Data items:
================
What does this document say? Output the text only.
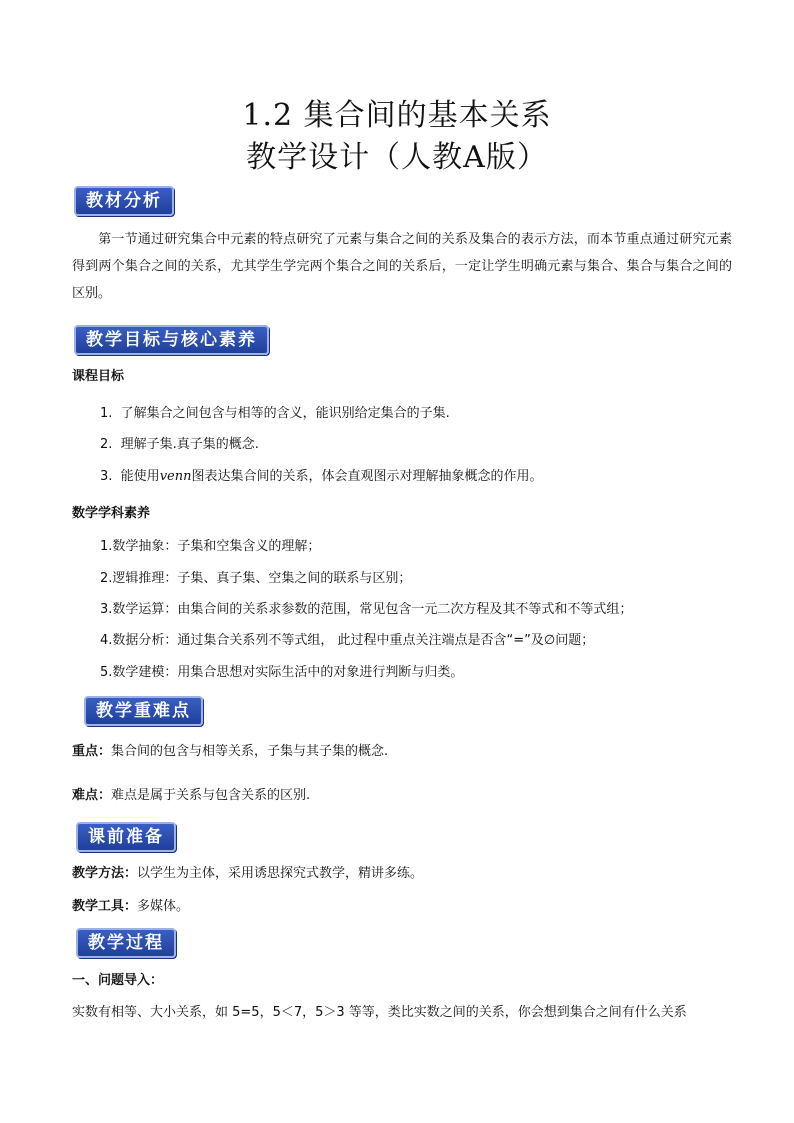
1.2 集合间的基本关系
教学设计（人教A版）
教材分析
第一节通过研究集合中元素的特点研究了元素与集合之间的关系及集合的表示方法，而本节重点通过研究元素得到两个集合之间的关系，尤其学生学完两个集合之间的关系后，一定让学生明确元素与集合、集合与集合之间的区别。
教学目标与核心素养
课程目标
1. 了解集合之间包含与相等的含义，能识别给定集合的子集.
2. 理解子集.真子集的概念.
3. 能使用venn图表达集合间的关系，体会直观图示对理解抽象概念的作用。
数学学科素养
1.数学抽象：子集和空集含义的理解；
2.逻辑推理：子集、真子集、空集之间的联系与区别；
3.数学运算：由集合间的关系求参数的范围，常见包含一元二次方程及其不等式和不等式组；
4.数据分析：通过集合关系列不等式组， 此过程中重点关注端点是否含“=”及∅问题；
5.数学建模：用集合思想对实际生活中的对象进行判断与归类。
教学重难点
重点：集合间的包含与相等关系，子集与其子集的概念.
难点：难点是属于关系与包含关系的区别.
课前准备
教学方法：以学生为主体，采用诱思探究式教学，精讲多练。
教学工具：多媒体。
教学过程
一、问题导入：
实数有相等、大小关系，如 5=5，5＜7，5＞3 等等，类比实数之间的关系，你会想到集合之间有什么关系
================
## Exercise goal
Print the records word for word and exclude any picture they hold.

## Answer to the task
What does this document say? Output the text only.
1.2 集合间的基本关系
教学设计（人教A版）
教材分析
第一节通过研究集合中元素的特点研究了元素与集合之间的关系及集合的表示方法，而本节重点通过研究元素得到两个集合之间的关系，尤其学生学完两个集合之间的关系后，一定让学生明确元素与集合、集合与集合之间的区别。
教学目标与核心素养
课程目标
1. 了解集合之间包含与相等的含义，能识别给定集合的子集.
2. 理解子集.真子集的概念.
3. 能使用venn图表达集合间的关系，体会直观图示对理解抽象概念的作用。
数学学科素养
1.数学抽象：子集和空集含义的理解；
2.逻辑推理：子集、真子集、空集之间的联系与区别；
3.数学运算：由集合间的关系求参数的范围，常见包含一元二次方程及其不等式和不等式组；
4.数据分析：通过集合关系列不等式组， 此过程中重点关注端点是否含“=”及∅问题；
5.数学建模：用集合思想对实际生活中的对象进行判断与归类。
教学重难点
重点：集合间的包含与相等关系，子集与其子集的概念.
难点：难点是属于关系与包含关系的区别.
课前准备
教学方法：以学生为主体，采用诱思探究式教学，精讲多练。
教学工具：多媒体。
教学过程
一、问题导入：
实数有相等、大小关系，如 5=5，5＜7，5＞3 等等，类比实数之间的关系，你会想到集合之间有什么关系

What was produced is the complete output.